■ Work request
A word-for-word copy of the data, pictures excluded, is what this task asks for.

■ Document layout detection data
========================================

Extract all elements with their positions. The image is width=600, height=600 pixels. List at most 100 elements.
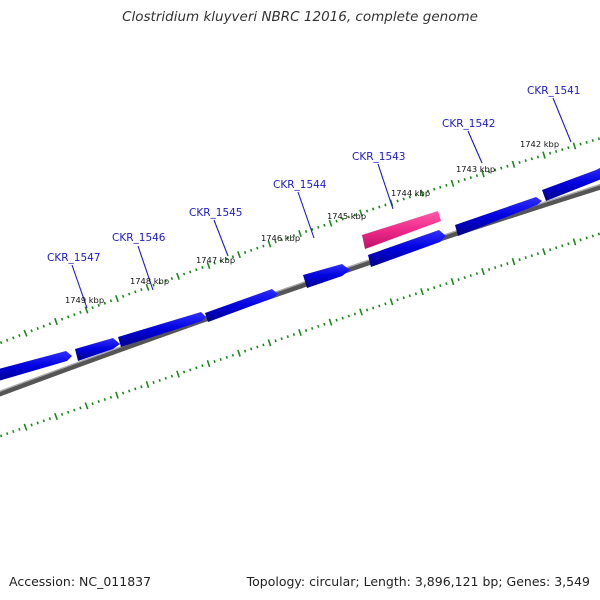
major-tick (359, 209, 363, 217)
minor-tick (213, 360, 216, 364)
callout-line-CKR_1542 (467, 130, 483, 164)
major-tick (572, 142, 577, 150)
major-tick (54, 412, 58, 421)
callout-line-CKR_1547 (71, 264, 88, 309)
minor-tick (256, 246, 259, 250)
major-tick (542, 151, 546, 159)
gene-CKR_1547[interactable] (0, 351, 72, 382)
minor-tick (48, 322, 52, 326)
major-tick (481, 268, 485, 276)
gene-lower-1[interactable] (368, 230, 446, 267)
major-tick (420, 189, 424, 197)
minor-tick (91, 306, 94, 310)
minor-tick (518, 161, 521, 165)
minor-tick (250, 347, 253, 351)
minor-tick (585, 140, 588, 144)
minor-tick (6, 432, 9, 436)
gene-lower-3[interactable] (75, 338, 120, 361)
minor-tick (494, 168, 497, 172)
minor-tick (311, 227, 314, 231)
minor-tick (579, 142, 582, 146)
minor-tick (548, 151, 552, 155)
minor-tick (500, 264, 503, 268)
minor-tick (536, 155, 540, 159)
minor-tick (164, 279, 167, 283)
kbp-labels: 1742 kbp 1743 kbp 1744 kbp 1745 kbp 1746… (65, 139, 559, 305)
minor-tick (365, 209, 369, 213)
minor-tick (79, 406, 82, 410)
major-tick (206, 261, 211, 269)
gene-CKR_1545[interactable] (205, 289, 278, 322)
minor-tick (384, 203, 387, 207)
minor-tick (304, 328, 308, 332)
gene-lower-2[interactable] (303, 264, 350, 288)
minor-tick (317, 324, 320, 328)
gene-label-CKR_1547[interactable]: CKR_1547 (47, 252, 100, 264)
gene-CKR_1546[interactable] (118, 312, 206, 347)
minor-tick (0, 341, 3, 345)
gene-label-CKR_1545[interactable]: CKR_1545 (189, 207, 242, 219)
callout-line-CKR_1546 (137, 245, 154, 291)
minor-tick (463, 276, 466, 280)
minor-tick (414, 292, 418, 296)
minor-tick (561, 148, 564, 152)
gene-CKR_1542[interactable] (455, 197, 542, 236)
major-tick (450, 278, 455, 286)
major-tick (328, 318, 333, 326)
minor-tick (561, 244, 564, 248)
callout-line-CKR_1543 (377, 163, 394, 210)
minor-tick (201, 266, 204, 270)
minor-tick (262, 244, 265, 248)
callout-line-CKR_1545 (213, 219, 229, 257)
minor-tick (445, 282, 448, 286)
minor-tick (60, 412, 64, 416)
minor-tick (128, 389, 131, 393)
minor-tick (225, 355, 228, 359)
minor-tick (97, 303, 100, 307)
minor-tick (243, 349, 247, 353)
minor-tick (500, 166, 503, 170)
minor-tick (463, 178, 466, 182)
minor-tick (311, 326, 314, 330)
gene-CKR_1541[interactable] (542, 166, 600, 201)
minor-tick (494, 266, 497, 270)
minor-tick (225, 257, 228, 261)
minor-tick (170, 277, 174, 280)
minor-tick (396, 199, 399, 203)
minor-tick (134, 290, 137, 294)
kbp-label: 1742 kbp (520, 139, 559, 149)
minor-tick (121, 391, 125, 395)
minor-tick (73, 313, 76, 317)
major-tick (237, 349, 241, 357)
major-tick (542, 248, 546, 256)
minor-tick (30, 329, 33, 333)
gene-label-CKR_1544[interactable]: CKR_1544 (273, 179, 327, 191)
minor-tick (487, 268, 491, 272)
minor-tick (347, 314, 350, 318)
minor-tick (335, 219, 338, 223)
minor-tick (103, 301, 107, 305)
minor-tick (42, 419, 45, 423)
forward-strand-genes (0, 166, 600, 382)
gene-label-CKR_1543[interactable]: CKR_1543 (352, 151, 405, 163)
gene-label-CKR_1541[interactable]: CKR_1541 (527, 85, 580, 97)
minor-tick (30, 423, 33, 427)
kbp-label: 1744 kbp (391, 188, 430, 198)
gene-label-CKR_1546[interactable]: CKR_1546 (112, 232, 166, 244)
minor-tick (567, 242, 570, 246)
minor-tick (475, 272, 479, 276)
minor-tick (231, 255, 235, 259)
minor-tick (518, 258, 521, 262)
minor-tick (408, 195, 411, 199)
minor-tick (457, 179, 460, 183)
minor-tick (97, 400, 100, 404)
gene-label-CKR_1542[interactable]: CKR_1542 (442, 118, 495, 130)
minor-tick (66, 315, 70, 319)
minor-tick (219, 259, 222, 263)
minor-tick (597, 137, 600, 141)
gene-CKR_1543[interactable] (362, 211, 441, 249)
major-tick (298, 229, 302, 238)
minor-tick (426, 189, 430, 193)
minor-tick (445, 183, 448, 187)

========================================

■ Answer space
Extract all elements with their positions. The image is width=600, height=600 pixels. List at most 100 elements.
major-tick (359, 209, 363, 217)
minor-tick (213, 360, 216, 364)
callout-line-CKR_1542 (467, 130, 483, 164)
major-tick (572, 142, 577, 150)
major-tick (54, 412, 58, 421)
callout-line-CKR_1547 (71, 264, 88, 309)
minor-tick (256, 246, 259, 250)
major-tick (542, 151, 546, 159)
gene-CKR_1547[interactable] (0, 351, 72, 382)
minor-tick (48, 322, 52, 326)
major-tick (481, 268, 485, 276)
gene-lower-1[interactable] (368, 230, 446, 267)
major-tick (420, 189, 424, 197)
minor-tick (91, 306, 94, 310)
minor-tick (518, 161, 521, 165)
minor-tick (250, 347, 253, 351)
minor-tick (585, 140, 588, 144)
minor-tick (6, 432, 9, 436)
gene-lower-3[interactable] (75, 338, 120, 361)
minor-tick (494, 168, 497, 172)
minor-tick (311, 227, 314, 231)
minor-tick (579, 142, 582, 146)
minor-tick (548, 151, 552, 155)
minor-tick (500, 264, 503, 268)
minor-tick (536, 155, 540, 159)
minor-tick (164, 279, 167, 283)
kbp-labels: 1742 kbp 1743 kbp 1744 kbp 1745 kbp 1746… (65, 139, 559, 305)
minor-tick (365, 209, 369, 213)
minor-tick (79, 406, 82, 410)
major-tick (206, 261, 211, 269)
gene-CKR_1545[interactable] (205, 289, 278, 322)
minor-tick (384, 203, 387, 207)
minor-tick (304, 328, 308, 332)
gene-lower-2[interactable] (303, 264, 350, 288)
minor-tick (317, 324, 320, 328)
gene-label-CKR_1547[interactable]: CKR_1547 (47, 252, 100, 264)
gene-CKR_1546[interactable] (118, 312, 206, 347)
minor-tick (0, 341, 3, 345)
gene-label-CKR_1545[interactable]: CKR_1545 (189, 207, 242, 219)
callout-line-CKR_1546 (137, 245, 154, 291)
minor-tick (463, 276, 466, 280)
minor-tick (414, 292, 418, 296)
minor-tick (561, 148, 564, 152)
gene-CKR_1542[interactable] (455, 197, 542, 236)
major-tick (450, 278, 455, 286)
major-tick (328, 318, 333, 326)
minor-tick (561, 244, 564, 248)
callout-line-CKR_1543 (377, 163, 394, 210)
minor-tick (201, 266, 204, 270)
minor-tick (262, 244, 265, 248)
callout-line-CKR_1545 (213, 219, 229, 257)
minor-tick (445, 282, 448, 286)
minor-tick (60, 412, 64, 416)
minor-tick (128, 389, 131, 393)
minor-tick (225, 355, 228, 359)
minor-tick (97, 303, 100, 307)
minor-tick (243, 349, 247, 353)
minor-tick (500, 166, 503, 170)
minor-tick (463, 178, 466, 182)
minor-tick (311, 326, 314, 330)
gene-CKR_1541[interactable] (542, 166, 600, 201)
minor-tick (494, 266, 497, 270)
minor-tick (225, 257, 228, 261)
minor-tick (170, 277, 174, 280)
minor-tick (396, 199, 399, 203)
minor-tick (134, 290, 137, 294)
kbp-label: 1742 kbp (520, 139, 559, 149)
minor-tick (121, 391, 125, 395)
minor-tick (73, 313, 76, 317)
major-tick (237, 349, 241, 357)
major-tick (542, 248, 546, 256)
minor-tick (30, 329, 33, 333)
gene-label-CKR_1544[interactable]: CKR_1544 (273, 179, 327, 191)
minor-tick (487, 268, 491, 272)
minor-tick (347, 314, 350, 318)
minor-tick (335, 219, 338, 223)
minor-tick (103, 301, 107, 305)
minor-tick (42, 419, 45, 423)
forward-strand-genes (0, 166, 600, 382)
gene-label-CKR_1543[interactable]: CKR_1543 (352, 151, 405, 163)
gene-label-CKR_1541[interactable]: CKR_1541 (527, 85, 580, 97)
minor-tick (30, 423, 33, 427)
kbp-label: 1744 kbp (391, 188, 430, 198)
gene-label-CKR_1546[interactable]: CKR_1546 (112, 232, 166, 244)
minor-tick (567, 242, 570, 246)
minor-tick (475, 272, 479, 276)
minor-tick (231, 255, 235, 259)
minor-tick (518, 258, 521, 262)
minor-tick (408, 195, 411, 199)
minor-tick (457, 179, 460, 183)
minor-tick (97, 400, 100, 404)
gene-label-CKR_1542[interactable]: CKR_1542 (442, 118, 495, 130)
minor-tick (66, 315, 70, 319)
minor-tick (219, 259, 222, 263)
minor-tick (597, 137, 600, 141)
gene-CKR_1543[interactable] (362, 211, 441, 249)
major-tick (298, 229, 302, 238)
minor-tick (426, 189, 430, 193)
minor-tick (445, 183, 448, 187)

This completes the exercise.